> _SHORT EXERCISE_
How many lines in the records below contain the word "Madame"? Answer with the number alone.
:: DATA PROVIDED ::
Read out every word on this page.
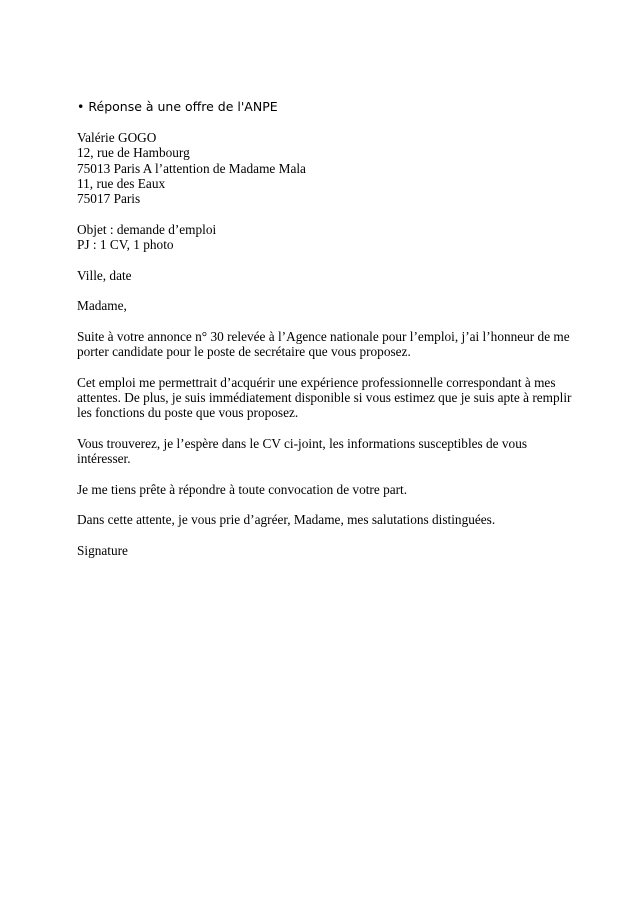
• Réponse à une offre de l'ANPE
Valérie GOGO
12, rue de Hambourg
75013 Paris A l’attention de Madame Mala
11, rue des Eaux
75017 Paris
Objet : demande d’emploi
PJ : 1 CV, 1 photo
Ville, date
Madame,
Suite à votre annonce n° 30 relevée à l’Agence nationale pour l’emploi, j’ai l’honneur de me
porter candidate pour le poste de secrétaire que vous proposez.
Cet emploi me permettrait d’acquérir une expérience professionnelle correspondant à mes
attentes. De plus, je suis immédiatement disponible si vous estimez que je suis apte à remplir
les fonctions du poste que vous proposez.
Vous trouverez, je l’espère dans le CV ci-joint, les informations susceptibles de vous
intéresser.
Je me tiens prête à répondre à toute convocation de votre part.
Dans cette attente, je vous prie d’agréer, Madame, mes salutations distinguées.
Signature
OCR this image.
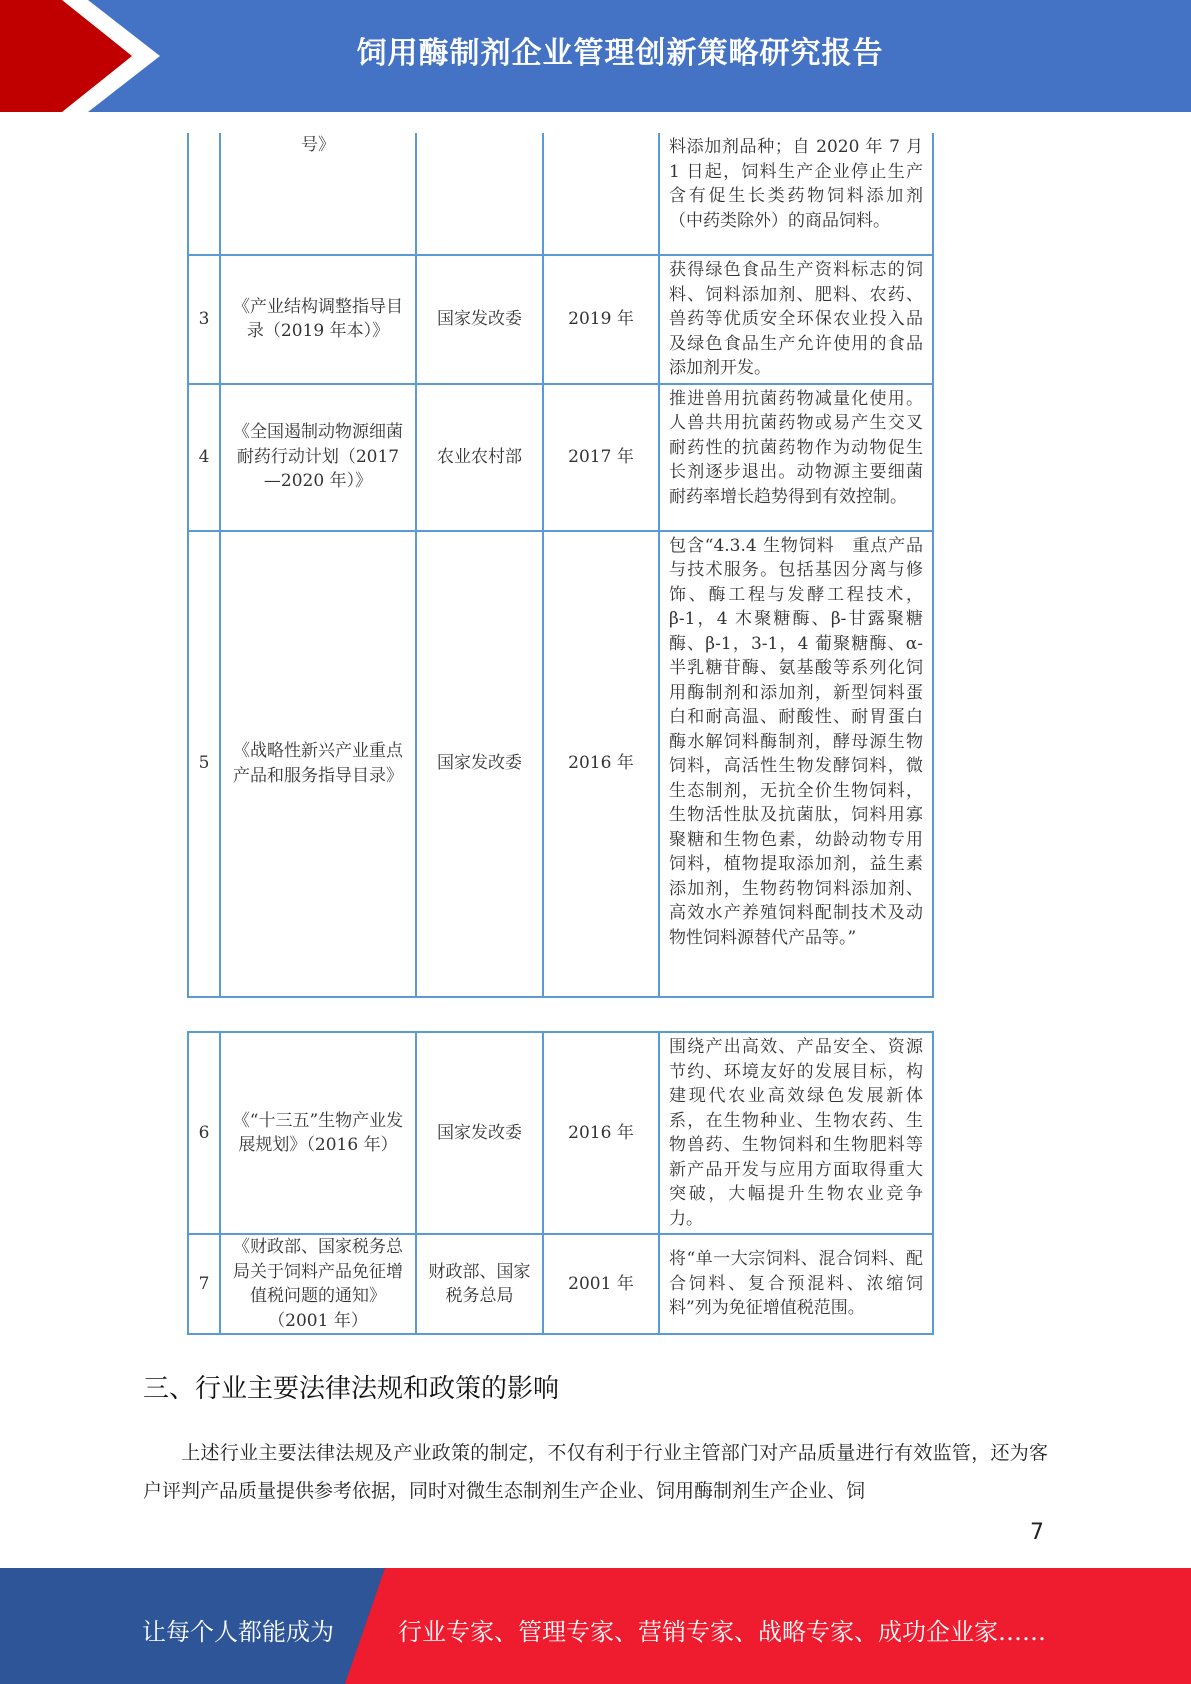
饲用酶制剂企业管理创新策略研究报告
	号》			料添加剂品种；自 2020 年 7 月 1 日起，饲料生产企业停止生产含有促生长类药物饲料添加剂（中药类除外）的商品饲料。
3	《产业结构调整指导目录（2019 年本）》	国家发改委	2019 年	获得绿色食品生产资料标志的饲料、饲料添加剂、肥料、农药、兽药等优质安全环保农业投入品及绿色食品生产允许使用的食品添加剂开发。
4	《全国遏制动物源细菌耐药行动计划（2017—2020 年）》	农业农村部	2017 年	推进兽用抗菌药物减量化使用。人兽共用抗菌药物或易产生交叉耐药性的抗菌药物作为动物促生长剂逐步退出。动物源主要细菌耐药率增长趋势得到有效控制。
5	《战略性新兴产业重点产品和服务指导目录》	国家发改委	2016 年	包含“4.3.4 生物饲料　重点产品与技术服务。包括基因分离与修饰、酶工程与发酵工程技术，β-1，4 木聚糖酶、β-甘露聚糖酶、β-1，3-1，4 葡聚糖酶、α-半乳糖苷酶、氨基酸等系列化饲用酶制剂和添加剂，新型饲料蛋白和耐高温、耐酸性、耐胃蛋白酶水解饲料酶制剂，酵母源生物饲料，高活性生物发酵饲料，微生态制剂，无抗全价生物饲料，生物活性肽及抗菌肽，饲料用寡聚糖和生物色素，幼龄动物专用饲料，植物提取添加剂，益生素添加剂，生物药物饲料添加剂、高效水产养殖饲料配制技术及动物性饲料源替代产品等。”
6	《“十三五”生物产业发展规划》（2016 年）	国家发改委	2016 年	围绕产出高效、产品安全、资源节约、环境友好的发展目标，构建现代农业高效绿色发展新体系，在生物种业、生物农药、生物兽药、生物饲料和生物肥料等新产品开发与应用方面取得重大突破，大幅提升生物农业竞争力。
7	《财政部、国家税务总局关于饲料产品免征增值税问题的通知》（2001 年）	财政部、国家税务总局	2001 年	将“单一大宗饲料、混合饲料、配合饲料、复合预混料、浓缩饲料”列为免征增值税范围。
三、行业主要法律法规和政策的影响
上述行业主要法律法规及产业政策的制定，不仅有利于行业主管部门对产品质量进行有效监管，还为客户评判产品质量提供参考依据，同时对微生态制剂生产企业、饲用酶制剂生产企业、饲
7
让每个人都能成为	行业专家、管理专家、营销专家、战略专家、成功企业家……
:::
> _THE ANSWER_
3